* Exercise requirements *
Below are some records; return each one exactly.

◇ ◇ ◇ ◇

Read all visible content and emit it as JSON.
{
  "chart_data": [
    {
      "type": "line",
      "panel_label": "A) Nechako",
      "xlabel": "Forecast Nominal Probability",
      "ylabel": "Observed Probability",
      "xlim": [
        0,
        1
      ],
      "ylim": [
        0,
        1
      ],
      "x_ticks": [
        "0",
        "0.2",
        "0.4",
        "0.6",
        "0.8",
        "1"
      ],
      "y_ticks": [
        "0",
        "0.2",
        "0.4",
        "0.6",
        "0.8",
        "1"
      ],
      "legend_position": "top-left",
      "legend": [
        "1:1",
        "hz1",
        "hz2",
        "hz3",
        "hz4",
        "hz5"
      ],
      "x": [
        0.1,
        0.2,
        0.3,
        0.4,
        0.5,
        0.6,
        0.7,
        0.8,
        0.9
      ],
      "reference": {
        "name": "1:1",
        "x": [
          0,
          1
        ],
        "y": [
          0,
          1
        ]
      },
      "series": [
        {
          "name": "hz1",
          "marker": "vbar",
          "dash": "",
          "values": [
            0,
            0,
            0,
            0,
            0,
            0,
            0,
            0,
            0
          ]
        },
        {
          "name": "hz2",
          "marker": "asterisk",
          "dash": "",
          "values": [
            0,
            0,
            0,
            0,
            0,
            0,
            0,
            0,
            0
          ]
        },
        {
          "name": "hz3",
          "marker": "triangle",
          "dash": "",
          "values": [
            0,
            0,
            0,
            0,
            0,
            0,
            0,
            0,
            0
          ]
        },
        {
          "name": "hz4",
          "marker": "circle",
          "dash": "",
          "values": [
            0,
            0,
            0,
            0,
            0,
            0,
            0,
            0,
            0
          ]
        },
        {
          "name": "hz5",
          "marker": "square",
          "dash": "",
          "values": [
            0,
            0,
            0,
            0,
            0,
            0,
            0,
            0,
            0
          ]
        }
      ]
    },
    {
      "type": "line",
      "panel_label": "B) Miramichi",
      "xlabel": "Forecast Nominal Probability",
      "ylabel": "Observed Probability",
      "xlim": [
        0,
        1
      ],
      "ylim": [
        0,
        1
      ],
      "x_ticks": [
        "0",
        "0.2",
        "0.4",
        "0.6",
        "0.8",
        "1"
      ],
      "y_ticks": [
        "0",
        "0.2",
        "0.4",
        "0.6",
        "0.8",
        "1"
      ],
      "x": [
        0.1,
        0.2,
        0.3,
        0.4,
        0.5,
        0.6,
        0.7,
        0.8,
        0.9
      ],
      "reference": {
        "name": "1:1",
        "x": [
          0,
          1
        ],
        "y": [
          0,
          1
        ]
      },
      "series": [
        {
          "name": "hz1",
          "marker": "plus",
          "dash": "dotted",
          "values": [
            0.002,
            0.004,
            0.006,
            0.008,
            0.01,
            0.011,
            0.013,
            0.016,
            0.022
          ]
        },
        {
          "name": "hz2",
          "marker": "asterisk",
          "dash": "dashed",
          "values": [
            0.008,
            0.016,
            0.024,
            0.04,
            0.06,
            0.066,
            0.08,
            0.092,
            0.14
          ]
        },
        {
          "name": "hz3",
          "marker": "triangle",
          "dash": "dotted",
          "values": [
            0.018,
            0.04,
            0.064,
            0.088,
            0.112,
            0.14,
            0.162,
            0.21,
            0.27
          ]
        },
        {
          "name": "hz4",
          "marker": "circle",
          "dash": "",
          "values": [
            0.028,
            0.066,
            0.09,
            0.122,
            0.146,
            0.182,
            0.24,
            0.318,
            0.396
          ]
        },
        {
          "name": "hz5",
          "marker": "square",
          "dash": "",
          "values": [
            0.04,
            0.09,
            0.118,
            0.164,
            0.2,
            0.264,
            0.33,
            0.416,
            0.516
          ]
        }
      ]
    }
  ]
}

◇ ◇ ◇ ◇

* Exercise answer *
Read all visible content and emit it as JSON.
{
  "chart_data": [
    {
      "type": "line",
      "panel_label": "A) Nechako",
      "xlabel": "Forecast Nominal Probability",
      "ylabel": "Observed Probability",
      "xlim": [
        0,
        1
      ],
      "ylim": [
        0,
        1
      ],
      "x_ticks": [
        "0",
        "0.2",
        "0.4",
        "0.6",
        "0.8",
        "1"
      ],
      "y_ticks": [
        "0",
        "0.2",
        "0.4",
        "0.6",
        "0.8",
        "1"
      ],
      "legend_position": "top-left",
      "legend": [
        "1:1",
        "hz1",
        "hz2",
        "hz3",
        "hz4",
        "hz5"
      ],
      "x": [
        0.1,
        0.2,
        0.3,
        0.4,
        0.5,
        0.6,
        0.7,
        0.8,
        0.9
      ],
      "reference": {
        "name": "1:1",
        "x": [
          0,
          1
        ],
        "y": [
          0,
          1
        ]
      },
      "series": [
        {
          "name": "hz1",
          "marker": "vbar",
          "dash": "",
          "values": [
            0,
            0,
            0,
            0,
            0,
            0,
            0,
            0,
            0
          ]
        },
        {
          "name": "hz2",
          "marker": "asterisk",
          "dash": "",
          "values": [
            0,
            0,
            0,
            0,
            0,
            0,
            0,
            0,
            0
          ]
        },
        {
          "name": "hz3",
          "marker": "triangle",
          "dash": "",
          "values": [
            0,
            0,
            0,
            0,
            0,
            0,
            0,
            0,
            0
          ]
        },
        {
          "name": "hz4",
          "marker": "circle",
          "dash": "",
          "values": [
            0,
            0,
            0,
            0,
            0,
            0,
            0,
            0,
            0
          ]
        },
        {
          "name": "hz5",
          "marker": "square",
          "dash": "",
          "values": [
            0,
            0,
            0,
            0,
            0,
            0,
            0,
            0,
            0
          ]
        }
      ]
    },
    {
      "type": "line",
      "panel_label": "B) Miramichi",
      "xlabel": "Forecast Nominal Probability",
      "ylabel": "Observed Probability",
      "xlim": [
        0,
        1
      ],
      "ylim": [
        0,
        1
      ],
      "x_ticks": [
        "0",
        "0.2",
        "0.4",
        "0.6",
        "0.8",
        "1"
      ],
      "y_ticks": [
        "0",
        "0.2",
        "0.4",
        "0.6",
        "0.8",
        "1"
      ],
      "x": [
        0.1,
        0.2,
        0.3,
        0.4,
        0.5,
        0.6,
        0.7,
        0.8,
        0.9
      ],
      "reference": {
        "name": "1:1",
        "x": [
          0,
          1
        ],
        "y": [
          0,
          1
        ]
      },
      "series": [
        {
          "name": "hz1",
          "marker": "plus",
          "dash": "dotted",
          "values": [
            0.002,
            0.004,
            0.006,
            0.008,
            0.01,
            0.011,
            0.013,
            0.016,
            0.022
          ]
        },
        {
          "name": "hz2",
          "marker": "asterisk",
          "dash": "dashed",
          "values": [
            0.008,
            0.016,
            0.024,
            0.04,
            0.06,
            0.066,
            0.08,
            0.092,
            0.14
          ]
        },
        {
          "name": "hz3",
          "marker": "triangle",
          "dash": "dotted",
          "values": [
            0.018,
            0.04,
            0.064,
            0.088,
            0.112,
            0.14,
            0.162,
            0.21,
            0.27
          ]
        },
        {
          "name": "hz4",
          "marker": "circle",
          "dash": "",
          "values": [
            0.028,
            0.066,
            0.09,
            0.122,
            0.146,
            0.182,
            0.24,
            0.318,
            0.396
          ]
        },
        {
          "name": "hz5",
          "marker": "square",
          "dash": "",
          "values": [
            0.04,
            0.09,
            0.118,
            0.164,
            0.2,
            0.264,
            0.33,
            0.416,
            0.516
          ]
        }
      ]
    }
  ]
}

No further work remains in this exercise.